:: Written exercise ::
Repeat what the lines below say, word for word, and skip every image.

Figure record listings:
■ ■ ■ ■
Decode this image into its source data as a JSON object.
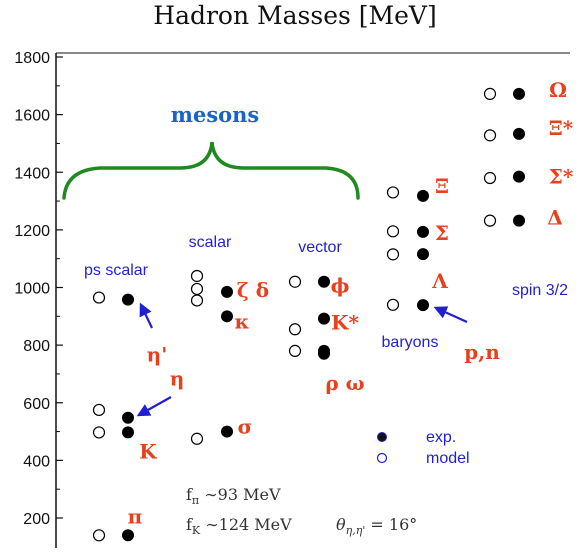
{
  "chart_data": {
    "type": "scatter",
    "title": "Hadron Masses [MeV]",
    "xlabel": "",
    "ylabel": "",
    "ylim": [
      120,
      1830
    ],
    "yticks": [
      200,
      400,
      600,
      800,
      1000,
      1200,
      1400,
      1600,
      1800
    ],
    "grid": false,
    "groups": [
      {
        "label": "ps scalar",
        "key": "ps_scalar"
      },
      {
        "label": "scalar",
        "key": "scalar"
      },
      {
        "label": "vector",
        "key": "vector"
      },
      {
        "label": "baryons",
        "key": "baryons"
      },
      {
        "label": "spin 3/2",
        "key": "spin32"
      }
    ],
    "meson_label": "mesons",
    "series": [
      {
        "name": "exp.",
        "marker": "filled",
        "points": [
          {
            "group": "ps_scalar",
            "y": 140,
            "label": "π"
          },
          {
            "group": "ps_scalar",
            "y": 497,
            "label": "K"
          },
          {
            "group": "ps_scalar",
            "y": 548,
            "label": "η"
          },
          {
            "group": "ps_scalar",
            "y": 958,
            "label": "η'"
          },
          {
            "group": "scalar",
            "y": 500,
            "label": "σ"
          },
          {
            "group": "scalar",
            "y": 900,
            "label": "κ"
          },
          {
            "group": "scalar",
            "y": 985,
            "label": "ζ δ"
          },
          {
            "group": "vector",
            "y": 770,
            "label": "ρ ω"
          },
          {
            "group": "vector",
            "y": 780,
            "label": ""
          },
          {
            "group": "vector",
            "y": 892,
            "label": "K*"
          },
          {
            "group": "vector",
            "y": 1020,
            "label": "ϕ"
          },
          {
            "group": "baryons",
            "y": 939,
            "label": "p,n"
          },
          {
            "group": "baryons",
            "y": 1116,
            "label": "Λ"
          },
          {
            "group": "baryons",
            "y": 1193,
            "label": "Σ"
          },
          {
            "group": "baryons",
            "y": 1318,
            "label": "Ξ"
          },
          {
            "group": "spin32",
            "y": 1232,
            "label": "Δ"
          },
          {
            "group": "spin32",
            "y": 1385,
            "label": "Σ*"
          },
          {
            "group": "spin32",
            "y": 1533,
            "label": "Ξ*"
          },
          {
            "group": "spin32",
            "y": 1672,
            "label": "Ω"
          }
        ]
      },
      {
        "name": "model",
        "marker": "open",
        "points": [
          {
            "group": "ps_scalar",
            "y": 140
          },
          {
            "group": "ps_scalar",
            "y": 497
          },
          {
            "group": "ps_scalar",
            "y": 575
          },
          {
            "group": "ps_scalar",
            "y": 965
          },
          {
            "group": "scalar",
            "y": 475
          },
          {
            "group": "scalar",
            "y": 955
          },
          {
            "group": "scalar",
            "y": 995
          },
          {
            "group": "scalar",
            "y": 1040
          },
          {
            "group": "vector",
            "y": 780
          },
          {
            "group": "vector",
            "y": 855
          },
          {
            "group": "vector",
            "y": 1020
          },
          {
            "group": "baryons",
            "y": 940
          },
          {
            "group": "baryons",
            "y": 1115
          },
          {
            "group": "baryons",
            "y": 1195
          },
          {
            "group": "baryons",
            "y": 1330
          },
          {
            "group": "spin32",
            "y": 1232
          },
          {
            "group": "spin32",
            "y": 1380
          },
          {
            "group": "spin32",
            "y": 1528
          },
          {
            "group": "spin32",
            "y": 1672
          }
        ]
      }
    ],
    "legend": {
      "placement": "bottom-right",
      "entries": [
        "exp.",
        "model"
      ]
    },
    "annotations": [
      {
        "text": "f",
        "sub": "π",
        "rest": " ∼93 MeV"
      },
      {
        "text": "f",
        "sub": "K",
        "rest": " ∼124 MeV"
      },
      {
        "text": "θ",
        "sub": "η,η'",
        "rest": " = 16°"
      }
    ]
  },
  "colors": {
    "exp_marker": "#000000",
    "model_marker": "#000000",
    "particle_label": "#e8401c",
    "group_label": "#1f1fd6",
    "mesons_label": "#1a63c9",
    "brace": "#1f8a1f",
    "arrow": "#1f1fd6"
  }
}
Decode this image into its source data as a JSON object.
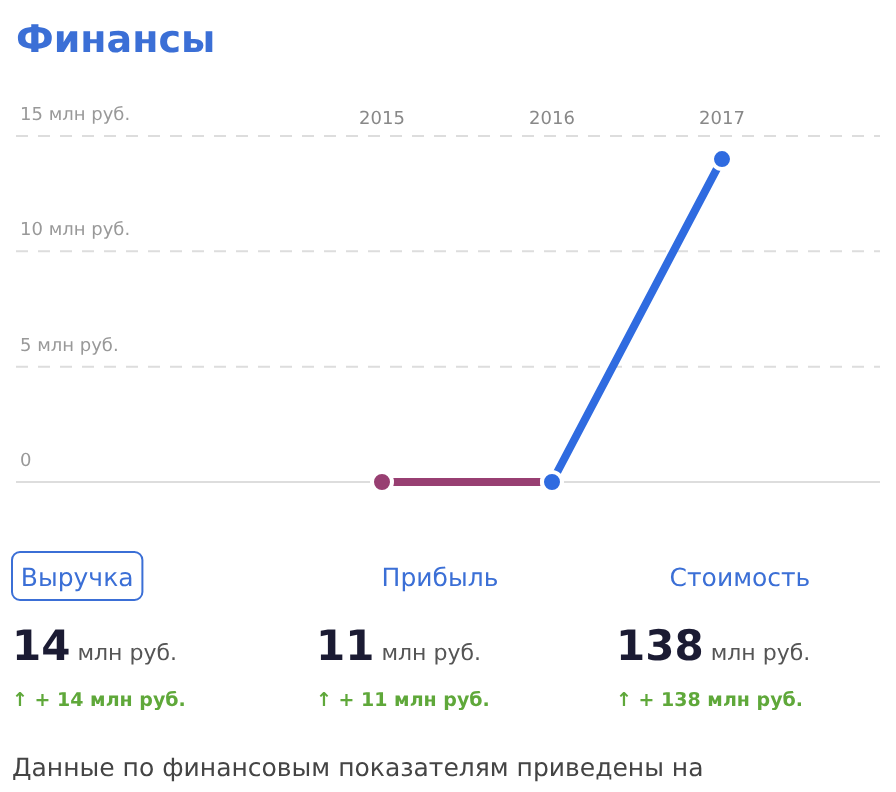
{
  "chart_data": {
    "type": "line",
    "title": "Финансы",
    "categories": [
      "2015",
      "2016",
      "2017"
    ],
    "series": [
      {
        "color": "#983f72",
        "values": [
          0,
          0,
          null
        ]
      },
      {
        "color": "#2f6be0",
        "values": [
          null,
          0,
          14
        ]
      }
    ],
    "ylim": [
      0,
      15
    ],
    "yticks": [
      {
        "value": 0,
        "label": "0"
      },
      {
        "value": 5,
        "label": "5 млн руб."
      },
      {
        "value": 10,
        "label": "10 млн руб."
      },
      {
        "value": 15,
        "label": "15 млн руб."
      }
    ],
    "grid": "y",
    "marker": "circle",
    "line_style": "solid",
    "annotations": [
      "Выручка",
      "Прибыль",
      "Стоимость",
      "14 млн руб.",
      "11 млн руб.",
      "138 млн руб.",
      "↑ + 14 млн руб.",
      "↑ + 11 млн руб.",
      "↑ + 138 млн руб.",
      "Данные по финансовым показателям приведены на"
    ]
  }
}
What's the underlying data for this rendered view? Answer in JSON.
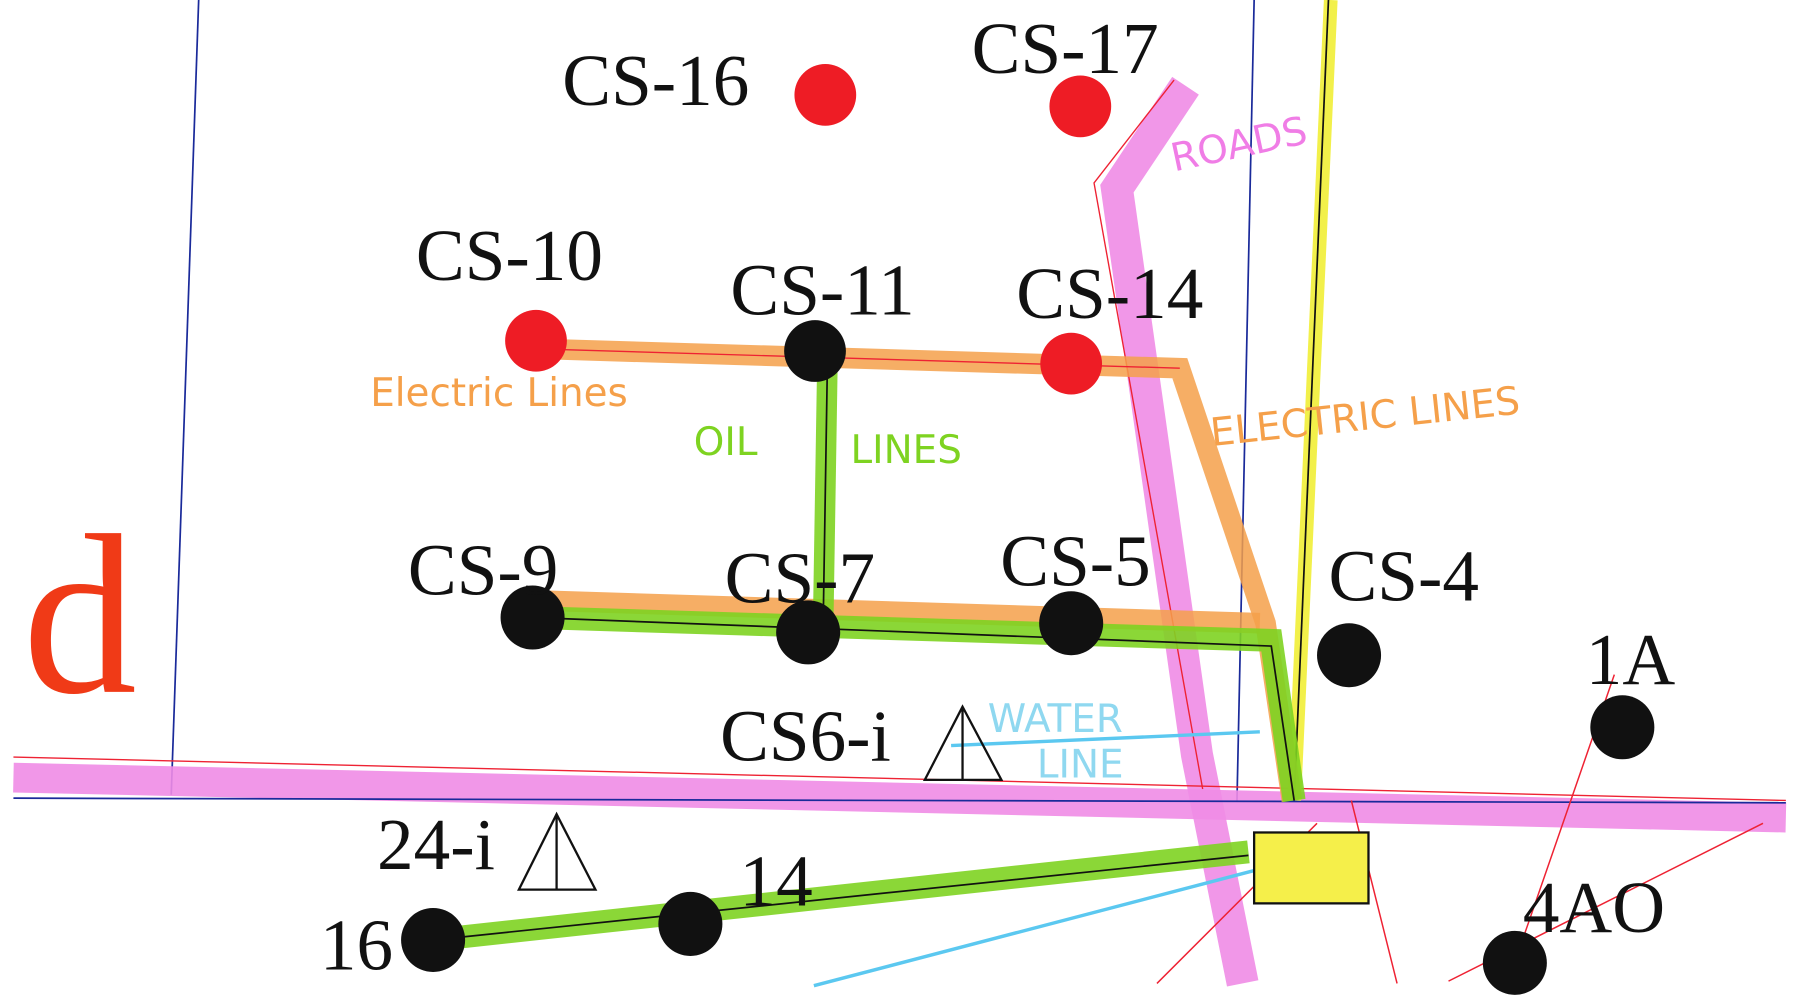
{
  "letter": "d",
  "nodes": [
    {
      "label": "CS-16"
    },
    {
      "label": "CS-17"
    },
    {
      "label": "CS-10"
    },
    {
      "label": "CS-11"
    },
    {
      "label": "CS-14"
    },
    {
      "label": "CS-9"
    },
    {
      "label": "CS-7"
    },
    {
      "label": "CS-5"
    },
    {
      "label": "CS-4"
    },
    {
      "label": "1A"
    },
    {
      "label": "16"
    },
    {
      "label": "14"
    },
    {
      "label": "4AO"
    },
    {
      "label": "CS6-i"
    },
    {
      "label": "24-i"
    }
  ],
  "annotations": {
    "roads": "ROADS",
    "electric_left": "Electric Lines",
    "oil": "OIL",
    "oil_lines": "LINES",
    "electric_right": "ELECTRIC LINES",
    "water": "WATER",
    "water_line": "LINE"
  }
}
■ ■ ■ ■
:: Answer to this problem ::
Decode this image into its source data as a JSON object.
{
  "chart_data": {
    "type": "scatter",
    "title": "Hadron Masses [MeV]",
    "xlabel": "",
    "ylabel": "",
    "ylim": [
      120,
      1830
    ],
    "yticks": [
      200,
      400,
      600,
      800,
      1000,
      1200,
      1400,
      1600,
      1800
    ],
    "grid": false,
    "groups": [
      {
        "label": "ps scalar",
        "key": "ps_scalar"
      },
      {
        "label": "scalar",
        "key": "scalar"
      },
      {
        "label": "vector",
        "key": "vector"
      },
      {
        "label": "baryons",
        "key": "baryons"
      },
      {
        "label": "spin 3/2",
        "key": "spin32"
      }
    ],
    "meson_label": "mesons",
    "series": [
      {
        "name": "exp.",
        "marker": "filled",
        "points": [
          {
            "group": "ps_scalar",
            "y": 140,
            "label": "π"
          },
          {
            "group": "ps_scalar",
            "y": 497,
            "label": "K"
          },
          {
            "group": "ps_scalar",
            "y": 548,
            "label": "η"
          },
          {
            "group": "ps_scalar",
            "y": 958,
            "label": "η'"
          },
          {
            "group": "scalar",
            "y": 500,
            "label": "σ"
          },
          {
            "group": "scalar",
            "y": 900,
            "label": "κ"
          },
          {
            "group": "scalar",
            "y": 985,
            "label": "ζ δ"
          },
          {
            "group": "vector",
            "y": 770,
            "label": "ρ ω"
          },
          {
            "group": "vector",
            "y": 780,
            "label": ""
          },
          {
            "group": "vector",
            "y": 892,
            "label": "K*"
          },
          {
            "group": "vector",
            "y": 1020,
            "label": "ϕ"
          },
          {
            "group": "baryons",
            "y": 939,
            "label": "p,n"
          },
          {
            "group": "baryons",
            "y": 1116,
            "label": "Λ"
          },
          {
            "group": "baryons",
            "y": 1193,
            "label": "Σ"
          },
          {
            "group": "baryons",
            "y": 1318,
            "label": "Ξ"
          },
          {
            "group": "spin32",
            "y": 1232,
            "label": "Δ"
          },
          {
            "group": "spin32",
            "y": 1385,
            "label": "Σ*"
          },
          {
            "group": "spin32",
            "y": 1533,
            "label": "Ξ*"
          },
          {
            "group": "spin32",
            "y": 1672,
            "label": "Ω"
          }
        ]
      },
      {
        "name": "model",
        "marker": "open",
        "points": [
          {
            "group": "ps_scalar",
            "y": 140
          },
          {
            "group": "ps_scalar",
            "y": 497
          },
          {
            "group": "ps_scalar",
            "y": 575
          },
          {
            "group": "ps_scalar",
            "y": 965
          },
          {
            "group": "scalar",
            "y": 475
          },
          {
            "group": "scalar",
            "y": 955
          },
          {
            "group": "scalar",
            "y": 995
          },
          {
            "group": "scalar",
            "y": 1040
          },
          {
            "group": "vector",
            "y": 780
          },
          {
            "group": "vector",
            "y": 855
          },
          {
            "group": "vector",
            "y": 1020
          },
          {
            "group": "baryons",
            "y": 940
          },
          {
            "group": "baryons",
            "y": 1115
          },
          {
            "group": "baryons",
            "y": 1195
          },
          {
            "group": "baryons",
            "y": 1330
          },
          {
            "group": "spin32",
            "y": 1232
          },
          {
            "group": "spin32",
            "y": 1380
          },
          {
            "group": "spin32",
            "y": 1528
          },
          {
            "group": "spin32",
            "y": 1672
          }
        ]
      }
    ],
    "legend": {
      "placement": "bottom-right",
      "entries": [
        "exp.",
        "model"
      ]
    },
    "annotations": [
      {
        "text": "f",
        "sub": "π",
        "rest": " ∼93 MeV"
      },
      {
        "text": "f",
        "sub": "K",
        "rest": " ∼124 MeV"
      },
      {
        "text": "θ",
        "sub": "η,η'",
        "rest": " = 16°"
      }
    ]
  },
  "colors": {
    "exp_marker": "#000000",
    "model_marker": "#000000",
    "particle_label": "#e8401c",
    "group_label": "#1f1fd6",
    "mesons_label": "#1a63c9",
    "brace": "#1f8a1f",
    "arrow": "#1f1fd6"
  }
}
Decode this image into its source data as a JSON object.
{
  "chart_data": {
    "type": "line",
    "title": "Финансы",
    "categories": [
      "2015",
      "2016",
      "2017"
    ],
    "series": [
      {
        "color": "#983f72",
        "values": [
          0,
          0,
          null
        ]
      },
      {
        "color": "#2f6be0",
        "values": [
          null,
          0,
          14
        ]
      }
    ],
    "ylim": [
      0,
      15
    ],
    "yticks": [
      {
        "value": 0,
        "label": "0"
      },
      {
        "value": 5,
        "label": "5 млн руб."
      },
      {
        "value": 10,
        "label": "10 млн руб."
      },
      {
        "value": 15,
        "label": "15 млн руб."
      }
    ],
    "grid": "y",
    "marker": "circle",
    "line_style": "solid",
    "annotations": [
      "Выручка",
      "Прибыль",
      "Стоимость",
      "14 млн руб.",
      "11 млн руб.",
      "138 млн руб.",
      "↑ + 14 млн руб.",
      "↑ + 11 млн руб.",
      "↑ + 138 млн руб.",
      "Данные по финансовым показателям приведены на"
    ]
  }
}
What's the underlying data for this rendered view? Answer in JSON.
{
  "letter": "d",
  "nodes": [
    {
      "label": "CS-16"
    },
    {
      "label": "CS-17"
    },
    {
      "label": "CS-10"
    },
    {
      "label": "CS-11"
    },
    {
      "label": "CS-14"
    },
    {
      "label": "CS-9"
    },
    {
      "label": "CS-7"
    },
    {
      "label": "CS-5"
    },
    {
      "label": "CS-4"
    },
    {
      "label": "1A"
    },
    {
      "label": "16"
    },
    {
      "label": "14"
    },
    {
      "label": "4AO"
    },
    {
      "label": "CS6-i"
    },
    {
      "label": "24-i"
    }
  ],
  "annotations": {
    "roads": "ROADS",
    "electric_left": "Electric Lines",
    "oil": "OIL",
    "oil_lines": "LINES",
    "electric_right": "ELECTRIC LINES",
    "water": "WATER",
    "water_line": "LINE"
  }
}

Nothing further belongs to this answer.